To be done – Filter the records for lines holding the string "JSON".

** BEGIN Records provided **

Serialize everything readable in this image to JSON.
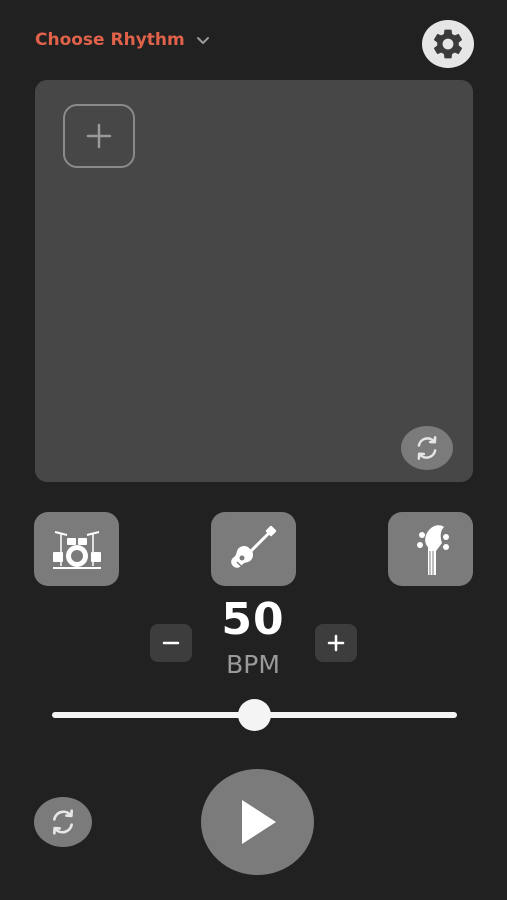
{
  "header": {
    "title": "Choose Rhythm",
    "dropdown_icon": "chevron-down-icon"
  },
  "settings": {
    "icon": "gear-icon"
  },
  "pad": {
    "add_icon": "plus-icon",
    "refresh_icon": "refresh-icon"
  },
  "instruments": [
    {
      "icon": "drum-kit-icon"
    },
    {
      "icon": "guitar-icon"
    },
    {
      "icon": "bass-headstock-icon"
    }
  ],
  "tempo": {
    "value": "50",
    "unit": "BPM",
    "decrement_label": "−",
    "increment_label": "+",
    "slider_fraction": 0.5
  },
  "controls": {
    "reset_icon": "refresh-icon",
    "play_icon": "play-icon"
  },
  "colors": {
    "background": "#212121",
    "accent": "#e0624a",
    "pad": "#474747",
    "button": "#7b7b7b"
  }
}
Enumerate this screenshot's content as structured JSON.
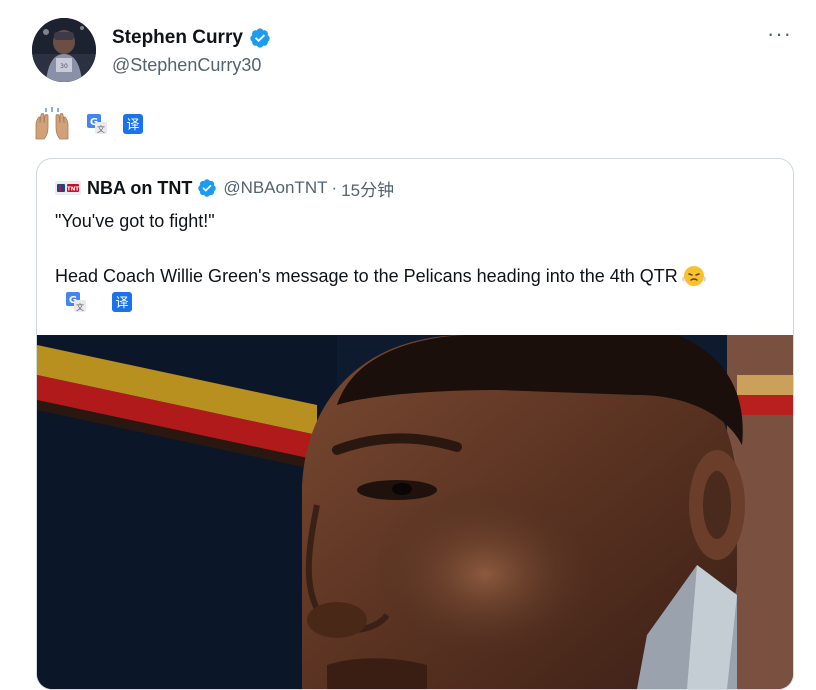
{
  "author": {
    "display_name": "Stephen Curry",
    "handle": "@StephenCurry30",
    "verified": true,
    "avatar_icon": "avatar-photo"
  },
  "tweet": {
    "emoji": "raising-hands-emoji",
    "translate_icons": [
      "google-translate-icon",
      "yi-translate-icon"
    ],
    "more_label": "···"
  },
  "quote": {
    "source_name": "NBA on TNT",
    "handle": "@NBAonTNT",
    "separator": "·",
    "time": "15分钟",
    "text_line_1": "\"You've got to fight!\"",
    "text_line_2": "Head Coach Willie Green's message to the Pelicans heading into the 4th QTR",
    "emoji": "face-with-steam-emoji",
    "translate_icons": [
      "google-translate-icon",
      "yi-translate-icon"
    ],
    "media": "video-still-coach"
  },
  "colors": {
    "verified_blue": "#1d9bf0",
    "secondary_text": "#536471",
    "border": "#cfd9de",
    "primary_text": "#0f1419"
  }
}
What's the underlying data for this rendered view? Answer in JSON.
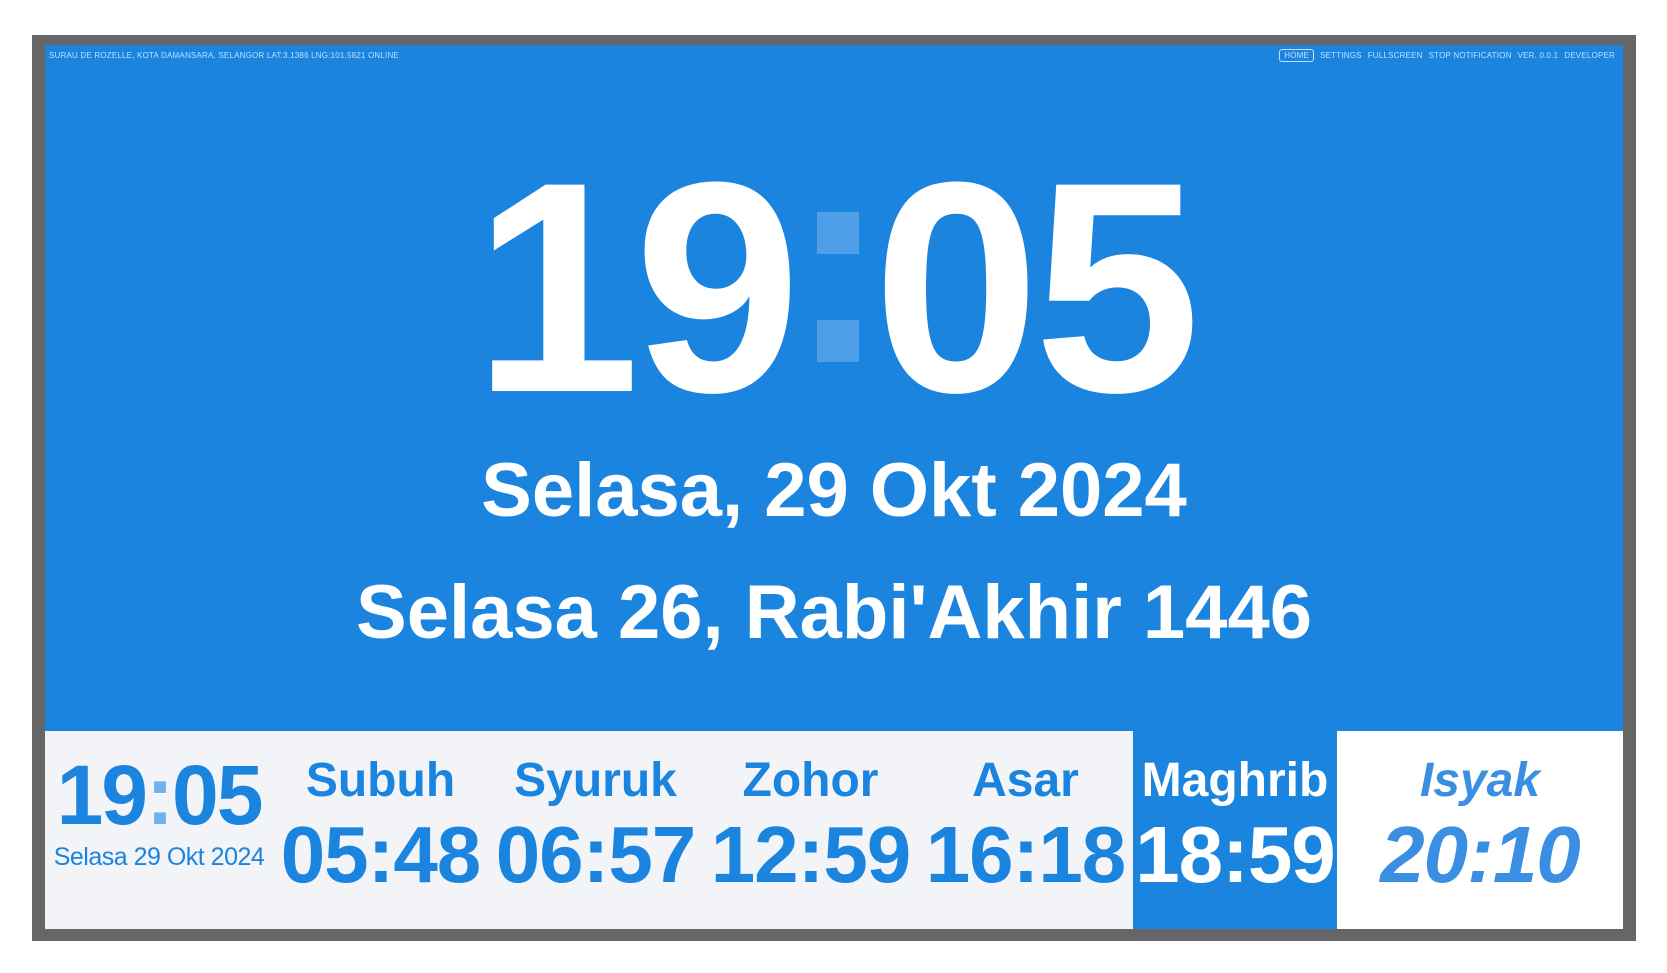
{
  "topbar": {
    "info": "SURAU DE ROZELLE, KOTA DAMANSARA, SELANGOR LAT:3.1386 LNG:101.5821 ONLINE",
    "menu": {
      "home": "HOME",
      "settings": "SETTINGS",
      "fullscreen": "FULLSCREEN",
      "stop_notification": "STOP NOTIFICATION",
      "version": "VER. 0.0.1",
      "developer": "DEVELOPER"
    }
  },
  "clock": {
    "hours": "19",
    "minutes": "05"
  },
  "dates": {
    "gregorian": "Selasa, 29 Okt 2024",
    "hijri": "Selasa 26, Rabi'Akhir 1446"
  },
  "mini_clock": {
    "hours": "19",
    "separator": ":",
    "minutes": "05",
    "date": "Selasa 29 Okt 2024"
  },
  "prayers": [
    {
      "name": "Subuh",
      "time": "05:48"
    },
    {
      "name": "Syuruk",
      "time": "06:57"
    },
    {
      "name": "Zohor",
      "time": "12:59"
    },
    {
      "name": "Asar",
      "time": "16:18"
    },
    {
      "name": "Maghrib",
      "time": "18:59"
    },
    {
      "name": "Isyak",
      "time": "20:10"
    }
  ],
  "colors": {
    "background": "#1b84df",
    "bottom_panel": "#f2f4f8",
    "accent": "#1b84df",
    "frame": "#666666",
    "text_on_blue": "#ffffff"
  }
}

** END Records provided **

Response –
Serialize everything readable in this image to JSON.
Enumerate this screenshot's content as structured JSON.
What's the underlying data for this rendered view? Answer in JSON.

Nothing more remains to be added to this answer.